**Given passage:**
::::::::

Distributed Ledger Technology Redefines Modern Finance


Adopting blockchain technology offers compliance cost and filing time savings for financial institutions serving high risk industries. Distributed ledger technology (DLT) helps to reduce friction while increasing the transparency of shared data in systems that rely on verifying identities to create trusted relationships when disseminating information between traditionally trust-less industries. 

There exists various uses for DLT in modern financial industries including pathways for providing banking services to traditionally restricted capital markets as we have seen with remittances. Another optimization based on current standards of modern financial services is the ability of distributed ledger technology to create a new universal business language around shared financial information which is the proposed solution for limiting costs associated with compliance.

A universal standard to communicate metadata associated with transactions between global financial institutions is one of the larger macroeconomic challenges facing rapidly globalizing data systems around the world. As we see more transactions move across borders at a faster rate, the speed as to which the information attached to those transactions must match or exceed the speed of the transaction.

Financial Industry Opportunities Utilizing Blockchain

Blockchain as a technological solution in high risk industries becomes more important as the relationship between money and attached information continue to grow more complex. This relationship will be explained further, but first let's briefly describe the concept of a blockchain. 

Blockchain technology is based on a cryptographically secure distributed ledger containing information stored in peer to peer network. Copies of interactions between each participant on the network is kept on the ledger in a near immutable way to limit any single point of failure. The proposed system relies on a validation protocol called a proof which guarantees individual transactions, and the information contained about them based on existing records on the ledger are correct and can be shared effectively.

Multiple areas of blockchain technology has seen exposure in the current financial system around the world. The economics of global remittances, Know Your Customer protocols (KYC), and Counter Terror Funding (CTF)  or Anti Money Laundering (AML) processes are seeing the impact of utilizing distributed ledgers to store information.

Let’s look at remittances over the last few years as an indicator of the kinds of problems banks are running into in regards to adequately tracking information associated with transactions in a modern globalized economy. Worldwide, an estimated $625 billion (USD) was sent by migrants to individuals in their home countries in 2017. Tracking remittance payments worldwide is difficult because many countries do not track funds that are sent or received.

There are many reasons why the process of tracking money is a complex problem for modern governments. In the scope of this research, the focus on the cost of compliance in tracking financial information and reporting it to each jurisdiction that requires regulatory reporting is the major friction mechanic of any transaction. The process of building a regulatory report is time consuming and expensive because it relies on traditional financial compliance solutions to track the movement of complex digital transactions which are becoming more popular across the globe. 

Human capital costs are a large portion of the expenses needed to accurately run compliance checks on money moving through international systems. Managing the flow of liquidity needed to facilitate these types of transfers offers a new set of challenges for financial institutions who attempt to do business overseas in developing markets through remittances and international wire transfers. This stems from the various forms of regulation that overlap and intersect when the process transferring funds begins.

::::::::

**Source excerpt:**

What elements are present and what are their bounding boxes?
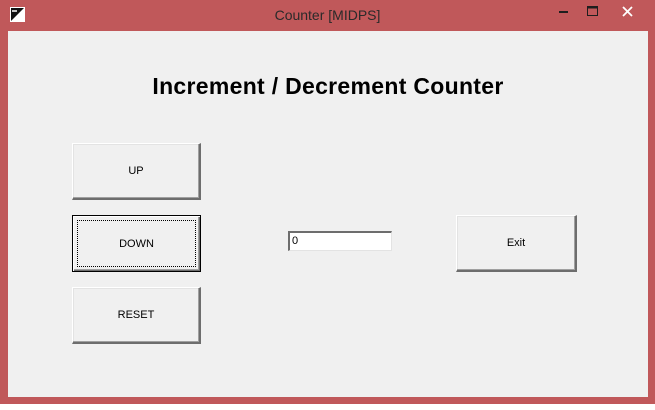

::::::::

**Requirements:** Summarize the article on distributed ledger technology in two sentences. Work only from the article on distributed ledger technology, not from the listing.

**Solution to this problem:** Distributed ledger technology, a cryptographically secure ledger shared across a peer-to-peer network, can save financial institutions serving high-risk industries compliance costs and filing time while making shared data more transparent. It is already affecting remittances, Know Your Customer protocols, and anti-money-laundering and counter-terror-funding processes, where tracking the information attached to fast cross-border transactions and reporting it to each jurisdiction is expensive and heavy on human capital.